#### Your objective
Type every record exactly as it appears.

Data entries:
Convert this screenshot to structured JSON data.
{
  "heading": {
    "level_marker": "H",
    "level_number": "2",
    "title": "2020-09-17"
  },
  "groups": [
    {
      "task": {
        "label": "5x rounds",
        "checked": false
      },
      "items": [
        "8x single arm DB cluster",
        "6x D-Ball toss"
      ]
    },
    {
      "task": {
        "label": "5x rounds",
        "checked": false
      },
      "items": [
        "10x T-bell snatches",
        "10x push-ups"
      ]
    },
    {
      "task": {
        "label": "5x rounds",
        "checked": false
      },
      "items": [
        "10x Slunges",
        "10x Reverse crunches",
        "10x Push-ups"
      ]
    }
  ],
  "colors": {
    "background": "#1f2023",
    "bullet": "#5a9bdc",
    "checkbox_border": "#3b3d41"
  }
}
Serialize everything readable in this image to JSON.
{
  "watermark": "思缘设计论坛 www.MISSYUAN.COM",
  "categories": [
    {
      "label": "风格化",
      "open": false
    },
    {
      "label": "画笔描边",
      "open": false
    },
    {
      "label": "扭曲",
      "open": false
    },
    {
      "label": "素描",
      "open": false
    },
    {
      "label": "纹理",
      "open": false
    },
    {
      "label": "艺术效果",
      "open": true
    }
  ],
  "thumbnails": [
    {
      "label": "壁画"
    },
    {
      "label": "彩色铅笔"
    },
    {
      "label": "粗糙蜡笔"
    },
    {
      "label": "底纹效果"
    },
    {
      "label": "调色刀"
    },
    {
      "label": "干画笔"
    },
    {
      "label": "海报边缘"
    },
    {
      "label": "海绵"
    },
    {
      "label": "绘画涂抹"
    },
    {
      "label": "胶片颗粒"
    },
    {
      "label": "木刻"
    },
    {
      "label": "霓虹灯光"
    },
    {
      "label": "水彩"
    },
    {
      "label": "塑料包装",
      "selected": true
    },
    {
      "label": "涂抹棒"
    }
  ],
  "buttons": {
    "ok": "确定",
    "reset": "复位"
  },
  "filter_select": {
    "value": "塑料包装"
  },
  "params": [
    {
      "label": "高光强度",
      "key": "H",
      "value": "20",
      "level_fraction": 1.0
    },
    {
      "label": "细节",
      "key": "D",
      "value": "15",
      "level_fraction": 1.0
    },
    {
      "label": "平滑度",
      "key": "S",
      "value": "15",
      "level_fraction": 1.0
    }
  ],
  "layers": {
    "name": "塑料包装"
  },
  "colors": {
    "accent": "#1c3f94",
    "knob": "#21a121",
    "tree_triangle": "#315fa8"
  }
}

#### Solved problem
Convert this screenshot to structured JSON data.
{
  "heading": {
    "level_marker": "H",
    "level_number": "2",
    "title": "2020-09-17"
  },
  "groups": [
    {
      "task": {
        "label": "5x rounds",
        "checked": false
      },
      "items": [
        "8x single arm DB cluster",
        "6x D-Ball toss"
      ]
    },
    {
      "task": {
        "label": "5x rounds",
        "checked": false
      },
      "items": [
        "10x T-bell snatches",
        "10x push-ups"
      ]
    },
    {
      "task": {
        "label": "5x rounds",
        "checked": false
      },
      "items": [
        "10x Slunges",
        "10x Reverse crunches",
        "10x Push-ups"
      ]
    }
  ],
  "colors": {
    "background": "#1f2023",
    "bullet": "#5a9bdc",
    "checkbox_border": "#3b3d41"
  }
}
Serialize everything readable in this image to JSON.
{
  "watermark": "思缘设计论坛 www.MISSYUAN.COM",
  "categories": [
    {
      "label": "风格化",
      "open": false
    },
    {
      "label": "画笔描边",
      "open": false
    },
    {
      "label": "扭曲",
      "open": false
    },
    {
      "label": "素描",
      "open": false
    },
    {
      "label": "纹理",
      "open": false
    },
    {
      "label": "艺术效果",
      "open": true
    }
  ],
  "thumbnails": [
    {
      "label": "壁画"
    },
    {
      "label": "彩色铅笔"
    },
    {
      "label": "粗糙蜡笔"
    },
    {
      "label": "底纹效果"
    },
    {
      "label": "调色刀"
    },
    {
      "label": "干画笔"
    },
    {
      "label": "海报边缘"
    },
    {
      "label": "海绵"
    },
    {
      "label": "绘画涂抹"
    },
    {
      "label": "胶片颗粒"
    },
    {
      "label": "木刻"
    },
    {
      "label": "霓虹灯光"
    },
    {
      "label": "水彩"
    },
    {
      "label": "塑料包装",
      "selected": true
    },
    {
      "label": "涂抹棒"
    }
  ],
  "buttons": {
    "ok": "确定",
    "reset": "复位"
  },
  "filter_select": {
    "value": "塑料包装"
  },
  "params": [
    {
      "label": "高光强度",
      "key": "H",
      "value": "20",
      "level_fraction": 1.0
    },
    {
      "label": "细节",
      "key": "D",
      "value": "15",
      "level_fraction": 1.0
    },
    {
      "label": "平滑度",
      "key": "S",
      "value": "15",
      "level_fraction": 1.0
    }
  ],
  "layers": {
    "name": "塑料包装"
  },
  "colors": {
    "accent": "#1c3f94",
    "knob": "#21a121",
    "tree_triangle": "#315fa8"
  }
}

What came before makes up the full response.